Task prompt:
Pictures in the data below are not part of the copy; transcribe everything else exactly.

Dataset:
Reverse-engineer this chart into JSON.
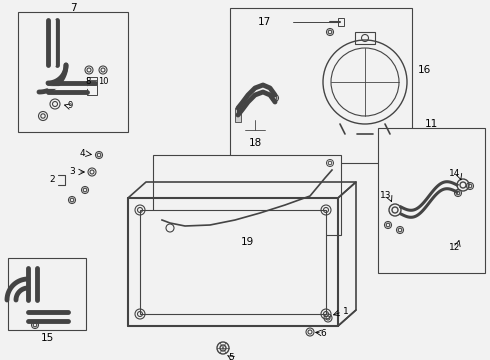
{
  "bg_color": "#f2f2f2",
  "line_color": "#444444",
  "fig_bg": "#f2f2f2"
}
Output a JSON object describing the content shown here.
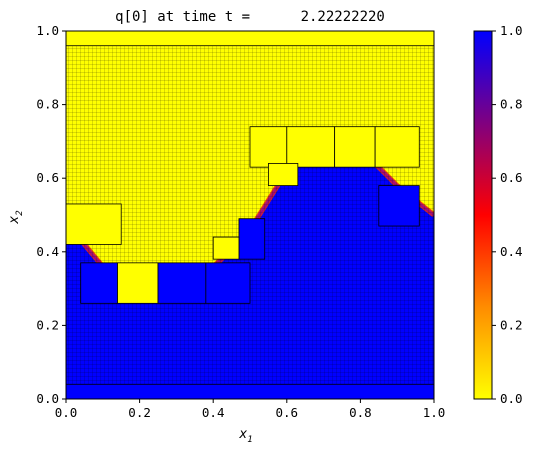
{
  "chart_data": {
    "type": "heatmap",
    "title": "q[0] at time t =      2.22222220",
    "xlabel": "x",
    "xlabel_sub": "1",
    "ylabel": "x",
    "ylabel_sub": "2",
    "xlim": [
      0.0,
      1.0
    ],
    "ylim": [
      0.0,
      1.0
    ],
    "xticks": [
      "0.0",
      "0.2",
      "0.4",
      "0.6",
      "0.8",
      "1.0"
    ],
    "yticks": [
      "0.0",
      "0.2",
      "0.4",
      "0.6",
      "0.8",
      "1.0"
    ],
    "colorbar": {
      "range": [
        0.0,
        1.0
      ],
      "ticks": [
        "0.0",
        "0.2",
        "0.4",
        "0.6",
        "0.8",
        "1.0"
      ],
      "colors": [
        "#ffff00",
        "#ff8c00",
        "#ff0000",
        "#800080",
        "#0000ff"
      ]
    },
    "field": {
      "low_value": 1.0,
      "high_value": 0.0,
      "interface_curve": [
        [
          0.0,
          0.49
        ],
        [
          0.05,
          0.42
        ],
        [
          0.1,
          0.36
        ],
        [
          0.15,
          0.325
        ],
        [
          0.2,
          0.31
        ],
        [
          0.25,
          0.305
        ],
        [
          0.3,
          0.31
        ],
        [
          0.35,
          0.33
        ],
        [
          0.4,
          0.36
        ],
        [
          0.45,
          0.405
        ],
        [
          0.5,
          0.46
        ],
        [
          0.55,
          0.54
        ],
        [
          0.6,
          0.62
        ],
        [
          0.65,
          0.67
        ],
        [
          0.7,
          0.69
        ],
        [
          0.75,
          0.69
        ],
        [
          0.8,
          0.67
        ],
        [
          0.85,
          0.63
        ],
        [
          0.9,
          0.58
        ],
        [
          0.95,
          0.54
        ],
        [
          1.0,
          0.5
        ]
      ]
    },
    "amr_patches": [
      {
        "level": "coarse",
        "box": [
          0.0,
          0.0,
          1.0,
          0.04
        ]
      },
      {
        "level": "coarse",
        "box": [
          0.0,
          0.96,
          1.0,
          1.0
        ]
      },
      {
        "level": "coarse",
        "box": [
          0.04,
          0.26,
          0.14,
          0.37
        ]
      },
      {
        "level": "coarse",
        "box": [
          0.14,
          0.26,
          0.25,
          0.37
        ]
      },
      {
        "level": "coarse",
        "box": [
          0.25,
          0.26,
          0.38,
          0.37
        ]
      },
      {
        "level": "coarse",
        "box": [
          0.38,
          0.26,
          0.5,
          0.37
        ]
      },
      {
        "level": "coarse",
        "box": [
          0.5,
          0.63,
          0.6,
          0.74
        ]
      },
      {
        "level": "coarse",
        "box": [
          0.6,
          0.63,
          0.73,
          0.74
        ]
      },
      {
        "level": "coarse",
        "box": [
          0.73,
          0.63,
          0.84,
          0.74
        ]
      },
      {
        "level": "coarse",
        "box": [
          0.84,
          0.63,
          0.96,
          0.74
        ]
      },
      {
        "level": "coarse",
        "box": [
          0.0,
          0.42,
          0.15,
          0.53
        ]
      },
      {
        "level": "coarse",
        "box": [
          0.85,
          0.47,
          0.96,
          0.58
        ]
      },
      {
        "level": "coarse",
        "box": [
          0.47,
          0.38,
          0.54,
          0.49
        ]
      },
      {
        "level": "coarse",
        "box": [
          0.4,
          0.38,
          0.47,
          0.44
        ]
      },
      {
        "level": "coarse",
        "box": [
          0.55,
          0.58,
          0.63,
          0.64
        ]
      }
    ]
  }
}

Full solution:
Reverse-engineer this chart into JSON.
{
  "bg_color": "#f2f2f2",
  "line_color": "#444444",
  "fig_bg": "#f2f2f2"
}
Output a JSON object describing the content shown here.
{
  "chart_data": {
    "type": "heatmap",
    "title": "q[0] at time t =      2.22222220",
    "xlabel": "x",
    "xlabel_sub": "1",
    "ylabel": "x",
    "ylabel_sub": "2",
    "xlim": [
      0.0,
      1.0
    ],
    "ylim": [
      0.0,
      1.0
    ],
    "xticks": [
      "0.0",
      "0.2",
      "0.4",
      "0.6",
      "0.8",
      "1.0"
    ],
    "yticks": [
      "0.0",
      "0.2",
      "0.4",
      "0.6",
      "0.8",
      "1.0"
    ],
    "colorbar": {
      "range": [
        0.0,
        1.0
      ],
      "ticks": [
        "0.0",
        "0.2",
        "0.4",
        "0.6",
        "0.8",
        "1.0"
      ],
      "colors": [
        "#ffff00",
        "#ff8c00",
        "#ff0000",
        "#800080",
        "#0000ff"
      ]
    },
    "field": {
      "low_value": 1.0,
      "high_value": 0.0,
      "interface_curve": [
        [
          0.0,
          0.49
        ],
        [
          0.05,
          0.42
        ],
        [
          0.1,
          0.36
        ],
        [
          0.15,
          0.325
        ],
        [
          0.2,
          0.31
        ],
        [
          0.25,
          0.305
        ],
        [
          0.3,
          0.31
        ],
        [
          0.35,
          0.33
        ],
        [
          0.4,
          0.36
        ],
        [
          0.45,
          0.405
        ],
        [
          0.5,
          0.46
        ],
        [
          0.55,
          0.54
        ],
        [
          0.6,
          0.62
        ],
        [
          0.65,
          0.67
        ],
        [
          0.7,
          0.69
        ],
        [
          0.75,
          0.69
        ],
        [
          0.8,
          0.67
        ],
        [
          0.85,
          0.63
        ],
        [
          0.9,
          0.58
        ],
        [
          0.95,
          0.54
        ],
        [
          1.0,
          0.5
        ]
      ]
    },
    "amr_patches": [
      {
        "level": "coarse",
        "box": [
          0.0,
          0.0,
          1.0,
          0.04
        ]
      },
      {
        "level": "coarse",
        "box": [
          0.0,
          0.96,
          1.0,
          1.0
        ]
      },
      {
        "level": "coarse",
        "box": [
          0.04,
          0.26,
          0.14,
          0.37
        ]
      },
      {
        "level": "coarse",
        "box": [
          0.14,
          0.26,
          0.25,
          0.37
        ]
      },
      {
        "level": "coarse",
        "box": [
          0.25,
          0.26,
          0.38,
          0.37
        ]
      },
      {
        "level": "coarse",
        "box": [
          0.38,
          0.26,
          0.5,
          0.37
        ]
      },
      {
        "level": "coarse",
        "box": [
          0.5,
          0.63,
          0.6,
          0.74
        ]
      },
      {
        "level": "coarse",
        "box": [
          0.6,
          0.63,
          0.73,
          0.74
        ]
      },
      {
        "level": "coarse",
        "box": [
          0.73,
          0.63,
          0.84,
          0.74
        ]
      },
      {
        "level": "coarse",
        "box": [
          0.84,
          0.63,
          0.96,
          0.74
        ]
      },
      {
        "level": "coarse",
        "box": [
          0.0,
          0.42,
          0.15,
          0.53
        ]
      },
      {
        "level": "coarse",
        "box": [
          0.85,
          0.47,
          0.96,
          0.58
        ]
      },
      {
        "level": "coarse",
        "box": [
          0.47,
          0.38,
          0.54,
          0.49
        ]
      },
      {
        "level": "coarse",
        "box": [
          0.4,
          0.38,
          0.47,
          0.44
        ]
      },
      {
        "level": "coarse",
        "box": [
          0.55,
          0.58,
          0.63,
          0.64
        ]
      }
    ]
  }
}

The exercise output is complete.